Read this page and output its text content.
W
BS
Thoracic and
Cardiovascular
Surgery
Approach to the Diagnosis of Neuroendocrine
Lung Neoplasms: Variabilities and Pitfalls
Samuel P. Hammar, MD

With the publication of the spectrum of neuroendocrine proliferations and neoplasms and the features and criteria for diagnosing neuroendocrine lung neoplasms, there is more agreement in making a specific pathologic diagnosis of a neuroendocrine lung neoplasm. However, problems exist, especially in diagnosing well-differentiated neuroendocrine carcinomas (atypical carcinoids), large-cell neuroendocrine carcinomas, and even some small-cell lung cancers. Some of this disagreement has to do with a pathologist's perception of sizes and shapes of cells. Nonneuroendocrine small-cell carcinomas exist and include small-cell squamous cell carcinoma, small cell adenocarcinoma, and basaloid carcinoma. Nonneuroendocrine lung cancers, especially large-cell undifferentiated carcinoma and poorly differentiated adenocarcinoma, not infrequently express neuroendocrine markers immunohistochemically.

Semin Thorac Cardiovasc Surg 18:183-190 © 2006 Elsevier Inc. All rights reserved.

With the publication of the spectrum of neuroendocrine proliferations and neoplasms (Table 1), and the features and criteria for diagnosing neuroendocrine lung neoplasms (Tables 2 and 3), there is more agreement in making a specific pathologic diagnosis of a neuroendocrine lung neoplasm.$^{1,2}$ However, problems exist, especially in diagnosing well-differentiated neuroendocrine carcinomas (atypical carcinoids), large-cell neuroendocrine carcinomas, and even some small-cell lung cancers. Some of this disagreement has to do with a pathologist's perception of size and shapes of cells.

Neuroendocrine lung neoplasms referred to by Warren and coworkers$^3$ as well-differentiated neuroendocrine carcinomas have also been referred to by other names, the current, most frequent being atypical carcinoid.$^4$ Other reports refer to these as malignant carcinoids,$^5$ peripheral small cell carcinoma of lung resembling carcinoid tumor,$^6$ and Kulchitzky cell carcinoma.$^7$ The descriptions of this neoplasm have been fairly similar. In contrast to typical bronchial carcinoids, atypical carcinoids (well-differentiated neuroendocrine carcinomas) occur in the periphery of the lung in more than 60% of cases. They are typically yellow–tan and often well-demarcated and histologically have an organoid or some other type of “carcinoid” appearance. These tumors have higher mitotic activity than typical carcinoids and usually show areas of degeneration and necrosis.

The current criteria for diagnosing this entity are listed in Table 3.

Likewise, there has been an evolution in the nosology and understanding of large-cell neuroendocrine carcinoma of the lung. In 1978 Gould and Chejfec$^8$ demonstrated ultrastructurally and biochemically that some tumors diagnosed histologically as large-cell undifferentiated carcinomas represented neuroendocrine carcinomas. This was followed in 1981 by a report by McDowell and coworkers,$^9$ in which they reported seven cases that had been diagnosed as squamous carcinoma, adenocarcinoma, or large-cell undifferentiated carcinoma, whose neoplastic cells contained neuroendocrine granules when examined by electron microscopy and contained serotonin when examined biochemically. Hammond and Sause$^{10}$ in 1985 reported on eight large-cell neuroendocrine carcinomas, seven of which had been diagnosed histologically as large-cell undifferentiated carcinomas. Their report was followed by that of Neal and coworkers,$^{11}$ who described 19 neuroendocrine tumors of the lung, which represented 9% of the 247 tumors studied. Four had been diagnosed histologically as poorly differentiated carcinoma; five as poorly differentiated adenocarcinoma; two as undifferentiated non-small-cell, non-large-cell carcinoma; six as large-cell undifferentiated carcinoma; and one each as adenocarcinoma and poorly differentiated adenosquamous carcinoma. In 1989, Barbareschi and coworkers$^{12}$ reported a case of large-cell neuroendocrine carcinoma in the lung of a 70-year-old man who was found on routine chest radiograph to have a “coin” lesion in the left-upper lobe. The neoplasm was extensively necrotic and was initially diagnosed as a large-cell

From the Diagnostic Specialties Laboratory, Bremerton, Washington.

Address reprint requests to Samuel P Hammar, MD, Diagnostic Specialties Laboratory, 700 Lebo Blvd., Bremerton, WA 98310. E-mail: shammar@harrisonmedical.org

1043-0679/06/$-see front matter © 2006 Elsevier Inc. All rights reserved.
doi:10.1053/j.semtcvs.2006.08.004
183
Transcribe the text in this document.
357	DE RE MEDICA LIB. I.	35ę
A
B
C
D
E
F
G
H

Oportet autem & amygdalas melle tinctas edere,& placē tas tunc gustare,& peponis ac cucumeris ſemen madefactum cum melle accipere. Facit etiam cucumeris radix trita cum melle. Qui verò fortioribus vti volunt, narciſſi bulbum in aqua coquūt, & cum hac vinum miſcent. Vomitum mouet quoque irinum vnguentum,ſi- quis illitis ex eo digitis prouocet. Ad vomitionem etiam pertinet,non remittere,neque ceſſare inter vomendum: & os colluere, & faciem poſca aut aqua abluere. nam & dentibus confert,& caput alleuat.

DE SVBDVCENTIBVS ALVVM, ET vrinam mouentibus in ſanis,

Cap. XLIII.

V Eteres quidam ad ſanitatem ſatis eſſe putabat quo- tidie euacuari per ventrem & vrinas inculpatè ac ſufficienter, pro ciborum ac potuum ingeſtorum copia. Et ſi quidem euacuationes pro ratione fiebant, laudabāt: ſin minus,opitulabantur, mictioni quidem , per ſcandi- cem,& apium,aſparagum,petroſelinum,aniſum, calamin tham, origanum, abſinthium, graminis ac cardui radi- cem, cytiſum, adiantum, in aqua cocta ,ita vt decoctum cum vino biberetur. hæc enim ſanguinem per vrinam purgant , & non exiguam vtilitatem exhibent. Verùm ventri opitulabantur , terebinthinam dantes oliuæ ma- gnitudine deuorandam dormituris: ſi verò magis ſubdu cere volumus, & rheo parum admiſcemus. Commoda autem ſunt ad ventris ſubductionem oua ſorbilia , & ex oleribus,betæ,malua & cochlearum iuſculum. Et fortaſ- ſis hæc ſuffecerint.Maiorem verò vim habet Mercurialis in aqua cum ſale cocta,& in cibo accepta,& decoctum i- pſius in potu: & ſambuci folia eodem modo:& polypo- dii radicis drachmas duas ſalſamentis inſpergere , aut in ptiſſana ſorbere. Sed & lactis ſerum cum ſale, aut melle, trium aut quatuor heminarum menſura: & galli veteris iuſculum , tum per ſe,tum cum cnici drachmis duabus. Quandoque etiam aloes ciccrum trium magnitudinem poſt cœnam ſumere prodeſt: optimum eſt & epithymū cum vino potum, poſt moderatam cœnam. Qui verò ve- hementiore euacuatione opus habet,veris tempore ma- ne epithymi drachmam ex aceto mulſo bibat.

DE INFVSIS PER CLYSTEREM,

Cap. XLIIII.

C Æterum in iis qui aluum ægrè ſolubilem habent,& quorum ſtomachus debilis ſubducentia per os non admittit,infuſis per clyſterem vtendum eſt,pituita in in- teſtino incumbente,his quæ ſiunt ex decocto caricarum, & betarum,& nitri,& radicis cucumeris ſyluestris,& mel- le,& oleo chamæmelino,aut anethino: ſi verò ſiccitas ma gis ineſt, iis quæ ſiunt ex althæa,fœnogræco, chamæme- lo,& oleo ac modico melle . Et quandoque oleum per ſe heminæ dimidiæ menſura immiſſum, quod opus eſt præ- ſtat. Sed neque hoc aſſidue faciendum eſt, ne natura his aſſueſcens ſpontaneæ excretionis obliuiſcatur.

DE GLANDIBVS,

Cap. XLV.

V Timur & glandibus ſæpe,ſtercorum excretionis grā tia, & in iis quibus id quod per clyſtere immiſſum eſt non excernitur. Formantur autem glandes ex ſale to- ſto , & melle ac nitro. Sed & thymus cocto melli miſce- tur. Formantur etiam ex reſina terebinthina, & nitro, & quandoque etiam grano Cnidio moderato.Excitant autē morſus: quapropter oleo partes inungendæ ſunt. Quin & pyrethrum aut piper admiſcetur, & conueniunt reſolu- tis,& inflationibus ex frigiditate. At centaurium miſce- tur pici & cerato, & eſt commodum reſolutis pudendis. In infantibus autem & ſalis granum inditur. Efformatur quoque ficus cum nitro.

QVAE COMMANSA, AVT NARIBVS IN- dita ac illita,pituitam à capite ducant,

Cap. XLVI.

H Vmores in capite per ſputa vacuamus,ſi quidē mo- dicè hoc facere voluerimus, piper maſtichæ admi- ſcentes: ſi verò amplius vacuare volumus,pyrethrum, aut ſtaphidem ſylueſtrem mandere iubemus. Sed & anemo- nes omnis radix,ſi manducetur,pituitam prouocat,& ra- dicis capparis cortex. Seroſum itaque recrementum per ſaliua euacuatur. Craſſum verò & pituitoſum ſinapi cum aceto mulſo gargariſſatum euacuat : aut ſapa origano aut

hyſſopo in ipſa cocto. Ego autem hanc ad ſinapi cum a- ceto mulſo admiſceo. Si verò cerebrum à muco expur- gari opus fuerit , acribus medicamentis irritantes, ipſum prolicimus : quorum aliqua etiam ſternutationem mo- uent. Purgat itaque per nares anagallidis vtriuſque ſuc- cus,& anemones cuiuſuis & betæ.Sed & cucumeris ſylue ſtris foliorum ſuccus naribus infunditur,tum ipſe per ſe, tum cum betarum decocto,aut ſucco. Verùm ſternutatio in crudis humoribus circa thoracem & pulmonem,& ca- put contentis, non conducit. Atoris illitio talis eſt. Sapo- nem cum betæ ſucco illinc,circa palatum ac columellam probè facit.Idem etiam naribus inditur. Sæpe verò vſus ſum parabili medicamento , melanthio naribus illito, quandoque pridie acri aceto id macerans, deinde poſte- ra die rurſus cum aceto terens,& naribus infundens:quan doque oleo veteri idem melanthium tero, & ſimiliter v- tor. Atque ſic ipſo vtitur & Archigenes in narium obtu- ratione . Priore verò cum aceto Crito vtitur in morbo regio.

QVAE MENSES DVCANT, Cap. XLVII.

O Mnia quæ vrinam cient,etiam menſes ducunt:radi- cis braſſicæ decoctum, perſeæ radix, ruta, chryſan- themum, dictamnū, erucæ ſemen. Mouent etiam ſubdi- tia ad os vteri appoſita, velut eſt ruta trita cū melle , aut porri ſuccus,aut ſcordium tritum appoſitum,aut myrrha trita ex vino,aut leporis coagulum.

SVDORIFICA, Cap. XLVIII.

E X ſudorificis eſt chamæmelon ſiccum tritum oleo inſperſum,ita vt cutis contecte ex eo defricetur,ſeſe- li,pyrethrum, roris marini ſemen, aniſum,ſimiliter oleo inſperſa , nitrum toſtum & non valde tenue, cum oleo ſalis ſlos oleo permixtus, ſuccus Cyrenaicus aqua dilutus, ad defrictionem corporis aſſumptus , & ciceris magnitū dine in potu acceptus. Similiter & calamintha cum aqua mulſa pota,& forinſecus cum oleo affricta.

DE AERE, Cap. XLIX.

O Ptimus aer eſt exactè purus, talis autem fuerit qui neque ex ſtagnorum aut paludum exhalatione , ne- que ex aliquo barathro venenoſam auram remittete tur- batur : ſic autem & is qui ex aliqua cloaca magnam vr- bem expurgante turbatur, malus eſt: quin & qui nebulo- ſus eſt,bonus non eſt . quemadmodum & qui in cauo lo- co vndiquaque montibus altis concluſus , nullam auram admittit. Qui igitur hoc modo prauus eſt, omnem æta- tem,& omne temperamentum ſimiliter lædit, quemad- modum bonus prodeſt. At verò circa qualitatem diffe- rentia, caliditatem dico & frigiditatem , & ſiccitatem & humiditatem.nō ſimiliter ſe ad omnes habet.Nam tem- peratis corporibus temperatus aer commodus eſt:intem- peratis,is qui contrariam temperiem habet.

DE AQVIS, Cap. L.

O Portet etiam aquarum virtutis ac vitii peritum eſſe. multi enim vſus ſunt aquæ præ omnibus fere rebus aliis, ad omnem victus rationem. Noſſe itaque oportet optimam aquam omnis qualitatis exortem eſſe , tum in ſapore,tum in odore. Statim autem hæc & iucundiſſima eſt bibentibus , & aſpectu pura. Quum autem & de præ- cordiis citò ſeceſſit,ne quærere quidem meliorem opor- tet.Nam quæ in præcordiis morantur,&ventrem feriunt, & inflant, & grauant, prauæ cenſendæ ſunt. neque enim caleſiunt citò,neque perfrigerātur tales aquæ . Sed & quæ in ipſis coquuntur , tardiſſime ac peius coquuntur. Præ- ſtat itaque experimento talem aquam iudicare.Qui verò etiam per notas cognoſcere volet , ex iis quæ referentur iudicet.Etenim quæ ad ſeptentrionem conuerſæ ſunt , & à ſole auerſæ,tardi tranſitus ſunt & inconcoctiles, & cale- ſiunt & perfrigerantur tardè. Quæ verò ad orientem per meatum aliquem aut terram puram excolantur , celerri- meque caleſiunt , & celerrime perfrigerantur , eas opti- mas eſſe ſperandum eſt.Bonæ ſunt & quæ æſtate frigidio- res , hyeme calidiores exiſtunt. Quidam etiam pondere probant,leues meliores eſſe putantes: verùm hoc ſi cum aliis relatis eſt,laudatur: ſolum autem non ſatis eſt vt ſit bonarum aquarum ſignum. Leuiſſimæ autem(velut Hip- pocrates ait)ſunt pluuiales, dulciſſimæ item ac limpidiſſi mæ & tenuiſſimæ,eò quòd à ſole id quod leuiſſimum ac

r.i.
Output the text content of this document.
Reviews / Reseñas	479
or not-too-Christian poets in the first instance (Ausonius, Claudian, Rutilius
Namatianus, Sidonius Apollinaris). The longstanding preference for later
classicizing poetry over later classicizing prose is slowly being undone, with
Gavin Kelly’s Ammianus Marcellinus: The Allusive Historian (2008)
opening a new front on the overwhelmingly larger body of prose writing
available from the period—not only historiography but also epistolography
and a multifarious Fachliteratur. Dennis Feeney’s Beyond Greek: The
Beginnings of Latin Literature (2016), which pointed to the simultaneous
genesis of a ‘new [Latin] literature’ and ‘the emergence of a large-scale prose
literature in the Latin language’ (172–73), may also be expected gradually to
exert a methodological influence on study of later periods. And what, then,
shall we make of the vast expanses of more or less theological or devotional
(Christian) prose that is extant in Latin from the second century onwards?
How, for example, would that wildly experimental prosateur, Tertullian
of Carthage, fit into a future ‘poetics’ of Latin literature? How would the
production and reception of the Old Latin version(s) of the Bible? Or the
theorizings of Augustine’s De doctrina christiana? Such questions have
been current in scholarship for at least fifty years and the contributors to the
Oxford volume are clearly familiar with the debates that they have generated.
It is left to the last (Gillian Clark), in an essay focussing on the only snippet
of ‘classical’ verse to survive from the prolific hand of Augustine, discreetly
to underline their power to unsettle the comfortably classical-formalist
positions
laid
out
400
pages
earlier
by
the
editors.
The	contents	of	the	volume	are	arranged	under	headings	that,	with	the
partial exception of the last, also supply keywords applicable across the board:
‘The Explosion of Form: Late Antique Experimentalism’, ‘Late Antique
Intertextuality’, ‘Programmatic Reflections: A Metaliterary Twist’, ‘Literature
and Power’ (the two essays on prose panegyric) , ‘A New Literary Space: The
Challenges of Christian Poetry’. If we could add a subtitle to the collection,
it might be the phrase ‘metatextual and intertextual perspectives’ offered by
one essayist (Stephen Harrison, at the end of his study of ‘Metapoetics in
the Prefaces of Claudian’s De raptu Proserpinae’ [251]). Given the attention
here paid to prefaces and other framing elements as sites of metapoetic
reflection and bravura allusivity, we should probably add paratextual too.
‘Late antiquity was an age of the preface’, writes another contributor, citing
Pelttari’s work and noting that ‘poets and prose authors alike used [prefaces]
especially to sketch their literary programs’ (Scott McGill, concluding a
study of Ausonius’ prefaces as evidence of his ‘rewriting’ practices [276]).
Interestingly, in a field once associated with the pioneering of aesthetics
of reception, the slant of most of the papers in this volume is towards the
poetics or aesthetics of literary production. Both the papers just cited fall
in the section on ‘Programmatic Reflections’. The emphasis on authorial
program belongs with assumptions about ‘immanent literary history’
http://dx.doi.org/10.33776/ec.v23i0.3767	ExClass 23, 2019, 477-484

####################

• Task
Scan the listing above, and wherever a line holds the word "problems", copy it.

• Answer area
With the publication of the spectrum of neuroendocrine proliferations and neoplasms and the features and criteria for diagnosing neuroendocrine lung neoplasms, there is more agreement in making a specific pathologic diagnosis of a neuroendocrine lung neoplasm. However, problems exist, especially in diagnosing well-differentiated neuroendocrine carcinomas (atypical carcinoids), large-cell neuroendocrine carcinomas, and even some small-cell lung cancers. Some of this disagreement has to do with a pathologist's perception of sizes and shapes of cells. Nonneuroendocrine small-cell carcinomas exist and include small-cell squamous cell carcinoma, small cell adenocarcinoma, and basaloid carcinoma. Nonneuroendocrine lung cancers, especially large-cell undifferentiated carcinoma and poorly differentiated adenocarcinoma, not infrequently express neuroendocrine markers immunohistochemically.
With the publication of the spectrum of neuroendocrine proliferations and neoplasms (Table 1), and the features and criteria for diagnosing neuroendocrine lung neoplasms (Tables 2 and 3), there is more agreement in making a specific pathologic diagnosis of a neuroendocrine lung neoplasm.$^{1,2}$ However, problems exist, especially in diagnosing well-differentiated neuroendocrine carcinomas (atypical carcinoids), large-cell neuroendocrine carcinomas, and even some small-cell lung cancers. Some of this disagreement has to do with a pathologist's perception of size and shapes of cells.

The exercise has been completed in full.